--- Start Document excerpt ---
Lemma 1 in Fig. 4 is the least number principle, a well known equivalent to the induction axiom scheme. It is instructive to figure out why this lemma is true even if x does not occur as a free variable in \(\phi \). Lemma 2 in Fig. 4 is the equivalent rephrasing of the transfinite induction scheme 10 in Fig. 1 that is most frequently employed: If a formula \(\phi \) with free variable x is true for \(x=0\) (base case), if for all z we can prove that \(\phi [z+1]\) follow from \(\phi [z]\) (successor induction step), and if we can prove for every limit ordinal \(\lambda \), when \(\phi [z/x)\) is true for all \(z < \lambda \) then \(\phi [\lambda /x]\) follows (limit induction step), then we have proved \(\forall x\phi \).

Lemma 3 could be rephrased as: if x is a limit ordinal then x is the least ordinal that is greater or equal than all ordinals that are strictly less than x. This is not true for successor ordinals x. In this case, we have \(sup_{y < x+1}~y \doteq x\) instead. Lemma 4 is useful in proving statements involving the sup operator via induction. Lemma 5 helps to show that two suprema are equal especially in the case when equality between \(t_{1}\) and \(t_{2}\) is not obvious.
--- End Document excerpt ---
--- Start Data for the task ---
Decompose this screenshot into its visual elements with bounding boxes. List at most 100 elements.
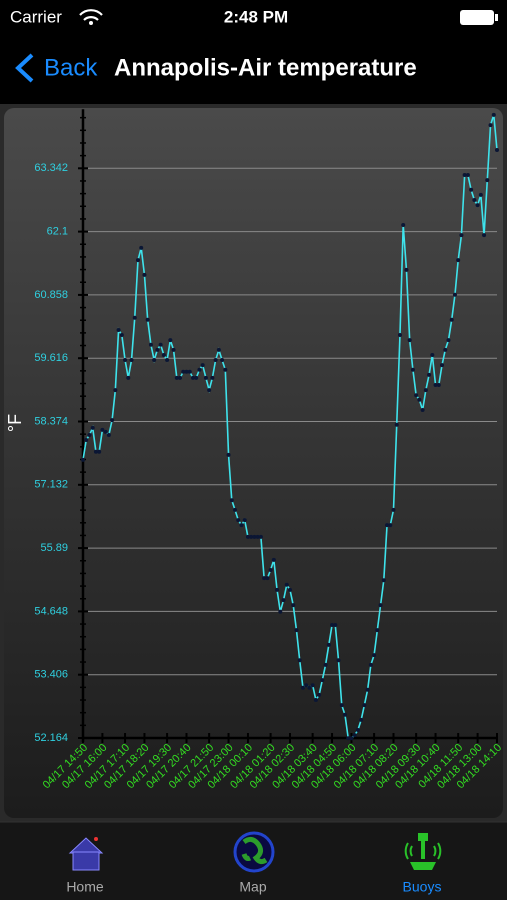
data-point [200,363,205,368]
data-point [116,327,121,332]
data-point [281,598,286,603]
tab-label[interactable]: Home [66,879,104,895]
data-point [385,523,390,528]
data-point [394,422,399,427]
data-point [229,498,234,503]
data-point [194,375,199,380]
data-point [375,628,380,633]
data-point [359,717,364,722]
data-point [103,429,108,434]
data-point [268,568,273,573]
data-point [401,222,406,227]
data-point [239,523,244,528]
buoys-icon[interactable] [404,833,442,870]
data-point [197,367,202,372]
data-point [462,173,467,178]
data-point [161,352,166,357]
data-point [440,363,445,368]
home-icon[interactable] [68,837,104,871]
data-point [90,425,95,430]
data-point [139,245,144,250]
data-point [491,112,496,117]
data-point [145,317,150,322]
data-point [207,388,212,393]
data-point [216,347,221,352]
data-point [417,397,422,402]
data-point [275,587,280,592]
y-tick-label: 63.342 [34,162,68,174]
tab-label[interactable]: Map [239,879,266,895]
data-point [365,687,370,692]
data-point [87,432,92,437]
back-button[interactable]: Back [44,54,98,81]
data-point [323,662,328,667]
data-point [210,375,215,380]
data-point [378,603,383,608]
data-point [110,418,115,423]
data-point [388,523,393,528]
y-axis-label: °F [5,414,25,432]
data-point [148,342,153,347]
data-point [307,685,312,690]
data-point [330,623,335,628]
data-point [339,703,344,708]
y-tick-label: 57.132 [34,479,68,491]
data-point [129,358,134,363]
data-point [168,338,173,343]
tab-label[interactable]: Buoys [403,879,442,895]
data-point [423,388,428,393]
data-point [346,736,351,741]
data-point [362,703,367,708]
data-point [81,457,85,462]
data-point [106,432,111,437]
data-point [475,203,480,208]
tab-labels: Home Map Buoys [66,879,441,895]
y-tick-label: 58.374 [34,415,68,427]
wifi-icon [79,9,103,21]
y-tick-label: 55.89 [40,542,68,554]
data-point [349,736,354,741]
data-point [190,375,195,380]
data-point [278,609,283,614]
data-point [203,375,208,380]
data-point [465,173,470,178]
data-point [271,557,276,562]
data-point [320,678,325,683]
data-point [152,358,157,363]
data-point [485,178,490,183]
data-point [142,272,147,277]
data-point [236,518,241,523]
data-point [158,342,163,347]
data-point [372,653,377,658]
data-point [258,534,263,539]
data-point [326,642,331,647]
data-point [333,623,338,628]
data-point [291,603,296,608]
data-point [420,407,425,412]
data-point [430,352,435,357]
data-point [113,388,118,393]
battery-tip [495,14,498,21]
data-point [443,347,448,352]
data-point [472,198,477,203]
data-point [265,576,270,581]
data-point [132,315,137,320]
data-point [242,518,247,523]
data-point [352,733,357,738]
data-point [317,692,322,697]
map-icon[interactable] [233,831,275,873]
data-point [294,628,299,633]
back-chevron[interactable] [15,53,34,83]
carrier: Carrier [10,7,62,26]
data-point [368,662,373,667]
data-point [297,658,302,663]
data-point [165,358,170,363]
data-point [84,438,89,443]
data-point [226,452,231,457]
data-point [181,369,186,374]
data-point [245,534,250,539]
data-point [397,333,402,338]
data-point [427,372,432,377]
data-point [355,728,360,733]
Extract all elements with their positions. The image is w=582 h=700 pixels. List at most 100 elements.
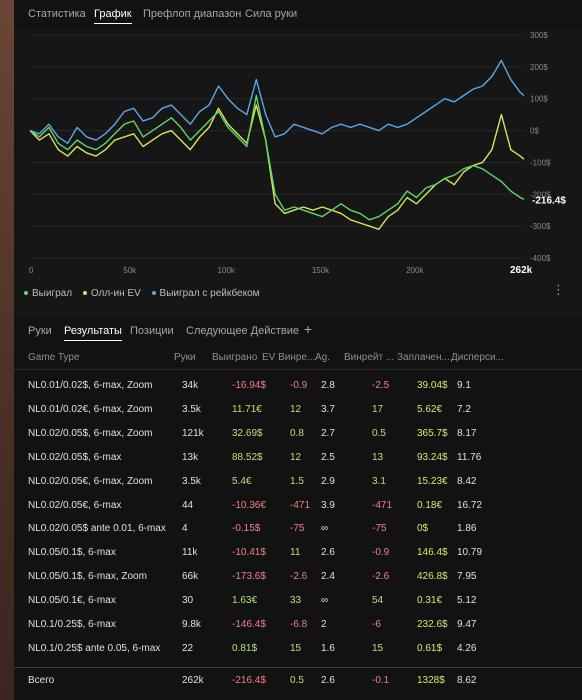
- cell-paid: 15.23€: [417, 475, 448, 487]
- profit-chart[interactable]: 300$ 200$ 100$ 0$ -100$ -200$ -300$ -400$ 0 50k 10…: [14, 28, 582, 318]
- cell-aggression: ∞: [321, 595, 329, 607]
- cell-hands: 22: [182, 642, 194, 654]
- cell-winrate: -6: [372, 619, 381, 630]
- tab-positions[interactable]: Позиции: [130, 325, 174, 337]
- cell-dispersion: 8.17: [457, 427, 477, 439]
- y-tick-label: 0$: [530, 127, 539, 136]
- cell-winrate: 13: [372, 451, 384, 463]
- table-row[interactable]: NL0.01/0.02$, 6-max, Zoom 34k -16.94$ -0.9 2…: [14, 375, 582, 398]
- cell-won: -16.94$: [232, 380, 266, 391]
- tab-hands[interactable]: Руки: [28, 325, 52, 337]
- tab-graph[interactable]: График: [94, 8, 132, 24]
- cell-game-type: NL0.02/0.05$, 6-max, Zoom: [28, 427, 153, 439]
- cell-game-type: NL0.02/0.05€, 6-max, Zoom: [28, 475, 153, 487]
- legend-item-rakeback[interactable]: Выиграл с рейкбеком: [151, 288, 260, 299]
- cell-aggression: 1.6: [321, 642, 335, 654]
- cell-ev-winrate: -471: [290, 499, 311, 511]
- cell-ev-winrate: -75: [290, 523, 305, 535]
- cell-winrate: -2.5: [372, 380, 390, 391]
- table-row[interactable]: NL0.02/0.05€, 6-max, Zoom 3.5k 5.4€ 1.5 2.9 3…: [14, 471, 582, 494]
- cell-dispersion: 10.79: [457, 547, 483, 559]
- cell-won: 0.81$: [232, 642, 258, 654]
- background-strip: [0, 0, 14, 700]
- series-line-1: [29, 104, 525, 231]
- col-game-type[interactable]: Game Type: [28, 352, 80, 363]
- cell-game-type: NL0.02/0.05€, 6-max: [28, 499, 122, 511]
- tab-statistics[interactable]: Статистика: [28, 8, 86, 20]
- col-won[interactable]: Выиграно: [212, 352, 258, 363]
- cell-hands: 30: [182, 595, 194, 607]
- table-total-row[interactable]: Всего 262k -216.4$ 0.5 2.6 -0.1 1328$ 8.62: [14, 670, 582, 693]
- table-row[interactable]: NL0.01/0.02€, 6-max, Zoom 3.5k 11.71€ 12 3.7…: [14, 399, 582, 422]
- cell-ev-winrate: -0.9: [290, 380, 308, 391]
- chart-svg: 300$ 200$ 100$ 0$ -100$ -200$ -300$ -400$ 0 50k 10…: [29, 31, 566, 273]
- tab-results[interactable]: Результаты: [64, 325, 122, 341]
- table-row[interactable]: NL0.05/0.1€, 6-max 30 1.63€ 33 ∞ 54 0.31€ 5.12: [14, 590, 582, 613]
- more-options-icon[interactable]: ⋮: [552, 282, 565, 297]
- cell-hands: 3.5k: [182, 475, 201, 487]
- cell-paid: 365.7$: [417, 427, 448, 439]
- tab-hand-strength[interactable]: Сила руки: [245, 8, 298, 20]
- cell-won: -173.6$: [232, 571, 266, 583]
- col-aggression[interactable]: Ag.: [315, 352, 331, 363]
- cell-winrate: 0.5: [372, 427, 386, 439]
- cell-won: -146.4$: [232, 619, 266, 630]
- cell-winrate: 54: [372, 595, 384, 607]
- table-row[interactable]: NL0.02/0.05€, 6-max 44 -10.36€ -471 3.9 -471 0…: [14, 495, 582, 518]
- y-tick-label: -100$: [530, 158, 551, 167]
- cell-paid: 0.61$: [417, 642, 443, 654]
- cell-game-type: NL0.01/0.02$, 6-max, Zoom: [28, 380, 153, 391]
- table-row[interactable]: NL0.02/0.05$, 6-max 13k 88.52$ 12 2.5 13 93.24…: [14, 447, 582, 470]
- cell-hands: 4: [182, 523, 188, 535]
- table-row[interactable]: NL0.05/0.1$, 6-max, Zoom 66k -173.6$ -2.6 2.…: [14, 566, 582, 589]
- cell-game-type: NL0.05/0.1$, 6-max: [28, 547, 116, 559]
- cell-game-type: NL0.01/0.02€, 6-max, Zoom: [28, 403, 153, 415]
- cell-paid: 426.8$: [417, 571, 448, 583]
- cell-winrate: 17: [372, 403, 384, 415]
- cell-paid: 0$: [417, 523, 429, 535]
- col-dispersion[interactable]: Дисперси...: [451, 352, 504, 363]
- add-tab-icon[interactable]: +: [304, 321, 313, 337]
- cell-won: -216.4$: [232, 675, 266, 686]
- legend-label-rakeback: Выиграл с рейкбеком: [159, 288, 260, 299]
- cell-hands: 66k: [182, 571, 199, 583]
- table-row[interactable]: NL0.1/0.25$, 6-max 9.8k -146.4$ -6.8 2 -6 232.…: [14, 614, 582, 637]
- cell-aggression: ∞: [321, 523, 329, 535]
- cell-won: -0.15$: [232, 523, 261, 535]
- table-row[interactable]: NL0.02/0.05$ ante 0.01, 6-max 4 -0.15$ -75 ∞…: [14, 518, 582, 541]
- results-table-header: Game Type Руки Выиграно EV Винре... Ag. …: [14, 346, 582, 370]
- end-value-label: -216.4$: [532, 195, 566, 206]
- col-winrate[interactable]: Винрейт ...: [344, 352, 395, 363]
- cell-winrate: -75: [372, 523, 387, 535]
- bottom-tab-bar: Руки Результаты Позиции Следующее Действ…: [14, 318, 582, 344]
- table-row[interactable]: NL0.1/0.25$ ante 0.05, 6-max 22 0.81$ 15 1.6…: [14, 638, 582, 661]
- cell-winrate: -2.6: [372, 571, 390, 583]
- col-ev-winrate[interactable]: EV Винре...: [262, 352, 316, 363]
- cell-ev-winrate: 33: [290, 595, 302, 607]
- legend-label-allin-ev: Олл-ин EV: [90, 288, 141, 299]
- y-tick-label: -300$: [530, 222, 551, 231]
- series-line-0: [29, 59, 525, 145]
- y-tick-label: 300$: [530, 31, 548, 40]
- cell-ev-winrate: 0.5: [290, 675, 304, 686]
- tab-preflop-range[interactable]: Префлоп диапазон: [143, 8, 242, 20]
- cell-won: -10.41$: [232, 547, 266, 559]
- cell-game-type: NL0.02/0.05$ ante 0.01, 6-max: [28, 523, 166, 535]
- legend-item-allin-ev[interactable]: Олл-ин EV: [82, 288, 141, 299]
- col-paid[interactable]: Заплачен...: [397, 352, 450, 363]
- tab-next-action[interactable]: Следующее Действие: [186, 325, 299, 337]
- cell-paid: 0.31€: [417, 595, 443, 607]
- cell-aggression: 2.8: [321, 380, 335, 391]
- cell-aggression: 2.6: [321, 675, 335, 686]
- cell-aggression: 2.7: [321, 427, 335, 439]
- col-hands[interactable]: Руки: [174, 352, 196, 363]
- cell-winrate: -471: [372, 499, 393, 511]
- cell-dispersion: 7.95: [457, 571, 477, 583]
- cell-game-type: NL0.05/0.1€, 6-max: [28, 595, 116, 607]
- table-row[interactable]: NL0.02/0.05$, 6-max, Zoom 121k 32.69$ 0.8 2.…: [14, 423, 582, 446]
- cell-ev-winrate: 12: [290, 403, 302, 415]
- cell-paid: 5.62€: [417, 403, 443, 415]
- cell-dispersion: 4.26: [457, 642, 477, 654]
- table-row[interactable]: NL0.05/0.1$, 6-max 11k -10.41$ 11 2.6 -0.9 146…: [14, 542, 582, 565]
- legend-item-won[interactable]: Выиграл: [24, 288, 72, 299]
--- End Data for the task ---
Stated problem 1: Print the passage of the ordinal lemmas text starting at "Lemma 1 in Fig. 4" and ending at "proved \(\forall x\phi \).", keeping its wording unchanged.
Stated problem 2: Render as a JSON list of strings, one string per line, the lines of the entries starting at the line that contains "data-point [200,363,205,368]" and ending at the line that contains "data-point [378,603,383,608]", omitting blank lines.
The document excerpt and the entries are unrelated to each other.

Right answer 1:
Lemma 1 in Fig. 4 is the least number principle, a well known equivalent to the induction axiom scheme. It is instructive to figure out why this lemma is true even if x does not occur as a free variable in \(\phi \). Lemma 2 in Fig. 4 is the equivalent rephrasing of the transfinite induction scheme 10 in Fig. 1 that is most frequently employed: If a formula \(\phi \) with free variable x is true for \(x=0\) (base case), if for all z we can prove that \(\phi [z+1]\) follow from \(\phi [z]\) (successor induction step), and if we can prove for every limit ordinal \(\lambda \), when \(\phi [z/x)\) is true for all \(z < \lambda \) then \(\phi [\lambda /x]\) follows (limit induction step), then we have proved \(\forall x\phi \).

Right answer 2:
[
  "data-point [200,363,205,368]",
  "data-point [116,327,121,332]",
  "data-point [281,598,286,603]",
  "tab-label[interactable]: Home [66,879,104,895]",
  "data-point [385,523,390,528]",
  "data-point [394,422,399,427]",
  "data-point [229,498,234,503]",
  "data-point [194,375,199,380]",
  "data-point [375,628,380,633]",
  "data-point [359,717,364,722]",
  "data-point [103,429,108,434]",
  "data-point [268,568,273,573]",
  "data-point [401,222,406,227]",
  "data-point [239,523,244,528]",
  "buoys-icon[interactable] [404,833,442,870]",
  "data-point [197,367,202,372]",
  "data-point [462,173,467,178]",
  "data-point [161,352,166,357]",
  "data-point [440,363,445,368]",
  "home-icon[interactable] [68,837,104,871]",
  "data-point [90,425,95,430]",
  "data-point [139,245,144,250]",
  "data-point [491,112,496,117]",
  "data-point [145,317,150,322]",
  "data-point [207,388,212,393]",
  "data-point [216,347,221,352]",
  "data-point [417,397,422,402]",
  "data-point [275,587,280,592]",
  "y-tick-label: 63.342 [34,162,68,174]",
  "tab-label[interactable]: Map [239,879,266,895]",
  "data-point [365,687,370,692]",
  "data-point [87,432,92,437]",
  "back-button[interactable]: Back [44,54,98,81]",
  "data-point [323,662,328,667]",
  "data-point [210,375,215,380]",
  "data-point [378,603,383,608]"
]